◆ STATED EXERCISE:
Pictures do not belong in the copy; transcribe everything else in the records exactly.

Rows from a figure dataset:

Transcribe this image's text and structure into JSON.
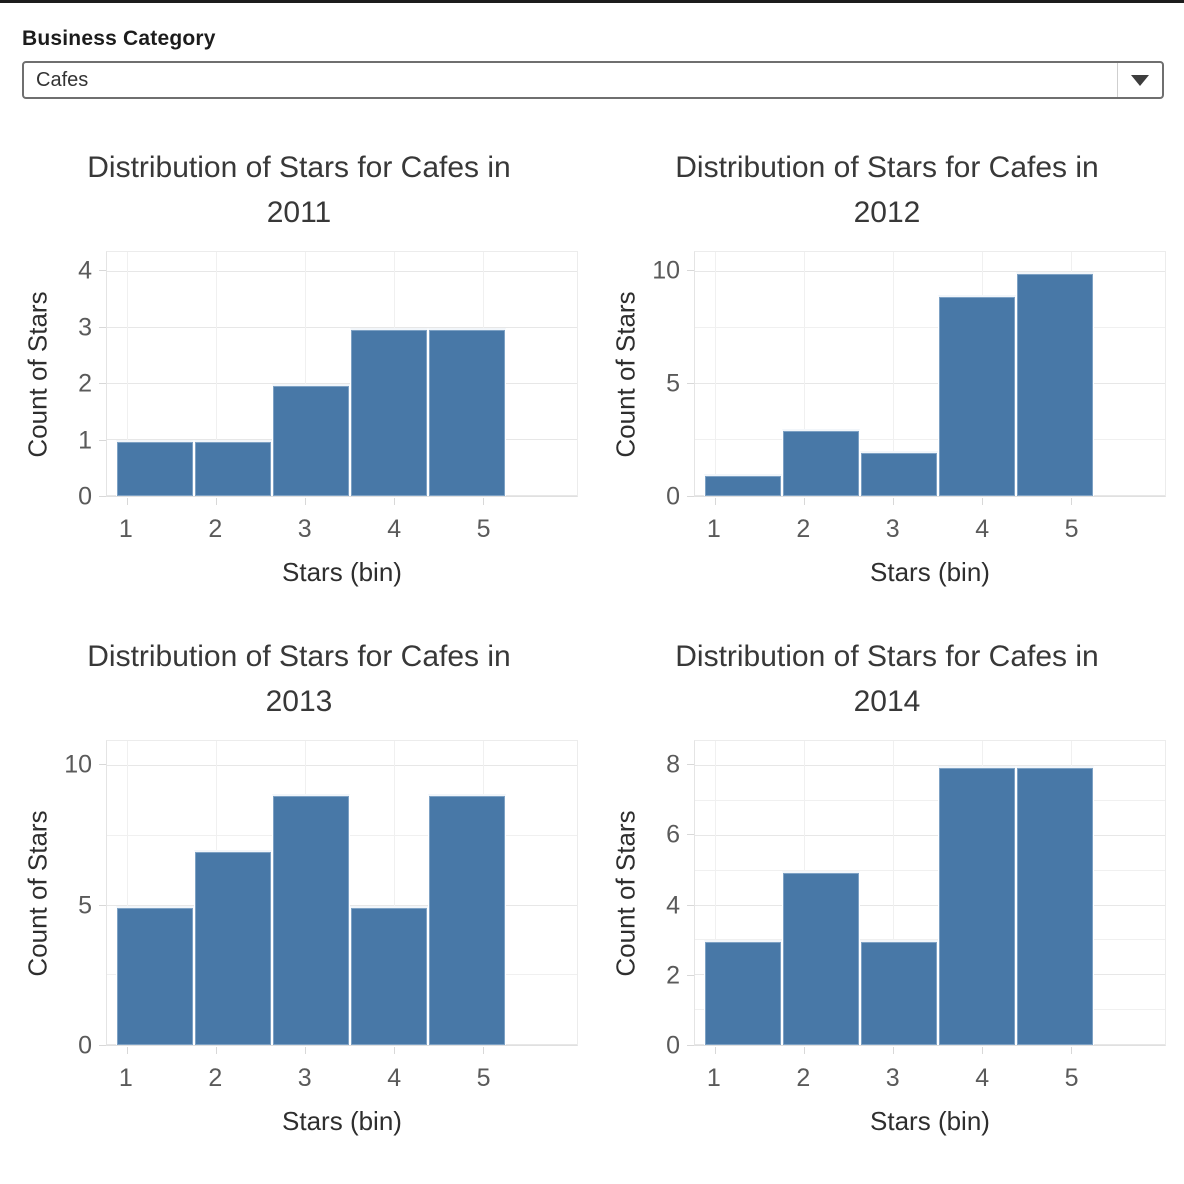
{
  "filter": {
    "label": "Business Category",
    "selected_value": "Cafes",
    "icon": "caret-down-icon"
  },
  "colors": {
    "bar_fill": "#4878a7",
    "grid_major": "#e7e7e7",
    "grid_minor": "#f0f0f0",
    "tick_text": "#5a5a5a",
    "title_text": "#383838",
    "dropdown_border": "#6f6f6f"
  },
  "chart_data": [
    {
      "type": "bar",
      "title": "Distribution of Stars for Cafes in 2011",
      "title_lines": [
        "Distribution of Stars for Cafes in",
        "2011"
      ],
      "xlabel": "Stars (bin)",
      "ylabel": "Count of Stars",
      "categories": [
        "1",
        "2",
        "3",
        "4",
        "5"
      ],
      "values": [
        1,
        1,
        2,
        3,
        3
      ],
      "y_ticks": [
        0,
        1,
        2,
        3,
        4
      ],
      "y_minor_step": 1,
      "ylim": [
        0,
        4
      ],
      "grid": "on",
      "legend": "none"
    },
    {
      "type": "bar",
      "title": "Distribution of Stars for Cafes in 2012",
      "title_lines": [
        "Distribution of Stars for Cafes in",
        "2012"
      ],
      "xlabel": "Stars (bin)",
      "ylabel": "Count of Stars",
      "categories": [
        "1",
        "2",
        "3",
        "4",
        "5"
      ],
      "values": [
        1,
        3,
        2,
        9,
        10
      ],
      "y_ticks": [
        0,
        5,
        10
      ],
      "y_minor_step": 2.5,
      "ylim": [
        0,
        10
      ],
      "grid": "on",
      "legend": "none"
    },
    {
      "type": "bar",
      "title": "Distribution of Stars for Cafes in 2013",
      "title_lines": [
        "Distribution of Stars for Cafes in",
        "2013"
      ],
      "xlabel": "Stars (bin)",
      "ylabel": "Count of Stars",
      "categories": [
        "1",
        "2",
        "3",
        "4",
        "5"
      ],
      "values": [
        5,
        7,
        9,
        5,
        9
      ],
      "y_ticks": [
        0,
        5,
        10
      ],
      "y_minor_step": 2.5,
      "ylim": [
        0,
        10
      ],
      "grid": "on",
      "legend": "none"
    },
    {
      "type": "bar",
      "title": "Distribution of Stars for Cafes in 2014",
      "title_lines": [
        "Distribution of Stars for Cafes in",
        "2014"
      ],
      "xlabel": "Stars (bin)",
      "ylabel": "Count of Stars",
      "categories": [
        "1",
        "2",
        "3",
        "4",
        "5"
      ],
      "values": [
        3,
        5,
        3,
        8,
        8
      ],
      "y_ticks": [
        0,
        2,
        4,
        6,
        8
      ],
      "y_minor_step": 1,
      "ylim": [
        0,
        8
      ],
      "grid": "on",
      "legend": "none"
    }
  ]
}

◆ SOLUTION TO THE PROBLEM:
Transcribe this image's text and structure into JSON.
{
  "filter": {
    "label": "Business Category",
    "selected_value": "Cafes",
    "icon": "caret-down-icon"
  },
  "colors": {
    "bar_fill": "#4878a7",
    "grid_major": "#e7e7e7",
    "grid_minor": "#f0f0f0",
    "tick_text": "#5a5a5a",
    "title_text": "#383838",
    "dropdown_border": "#6f6f6f"
  },
  "chart_data": [
    {
      "type": "bar",
      "title": "Distribution of Stars for Cafes in 2011",
      "title_lines": [
        "Distribution of Stars for Cafes in",
        "2011"
      ],
      "xlabel": "Stars (bin)",
      "ylabel": "Count of Stars",
      "categories": [
        "1",
        "2",
        "3",
        "4",
        "5"
      ],
      "values": [
        1,
        1,
        2,
        3,
        3
      ],
      "y_ticks": [
        0,
        1,
        2,
        3,
        4
      ],
      "y_minor_step": 1,
      "ylim": [
        0,
        4
      ],
      "grid": "on",
      "legend": "none"
    },
    {
      "type": "bar",
      "title": "Distribution of Stars for Cafes in 2012",
      "title_lines": [
        "Distribution of Stars for Cafes in",
        "2012"
      ],
      "xlabel": "Stars (bin)",
      "ylabel": "Count of Stars",
      "categories": [
        "1",
        "2",
        "3",
        "4",
        "5"
      ],
      "values": [
        1,
        3,
        2,
        9,
        10
      ],
      "y_ticks": [
        0,
        5,
        10
      ],
      "y_minor_step": 2.5,
      "ylim": [
        0,
        10
      ],
      "grid": "on",
      "legend": "none"
    },
    {
      "type": "bar",
      "title": "Distribution of Stars for Cafes in 2013",
      "title_lines": [
        "Distribution of Stars for Cafes in",
        "2013"
      ],
      "xlabel": "Stars (bin)",
      "ylabel": "Count of Stars",
      "categories": [
        "1",
        "2",
        "3",
        "4",
        "5"
      ],
      "values": [
        5,
        7,
        9,
        5,
        9
      ],
      "y_ticks": [
        0,
        5,
        10
      ],
      "y_minor_step": 2.5,
      "ylim": [
        0,
        10
      ],
      "grid": "on",
      "legend": "none"
    },
    {
      "type": "bar",
      "title": "Distribution of Stars for Cafes in 2014",
      "title_lines": [
        "Distribution of Stars for Cafes in",
        "2014"
      ],
      "xlabel": "Stars (bin)",
      "ylabel": "Count of Stars",
      "categories": [
        "1",
        "2",
        "3",
        "4",
        "5"
      ],
      "values": [
        3,
        5,
        3,
        8,
        8
      ],
      "y_ticks": [
        0,
        2,
        4,
        6,
        8
      ],
      "y_minor_step": 1,
      "ylim": [
        0,
        8
      ],
      "grid": "on",
      "legend": "none"
    }
  ]
}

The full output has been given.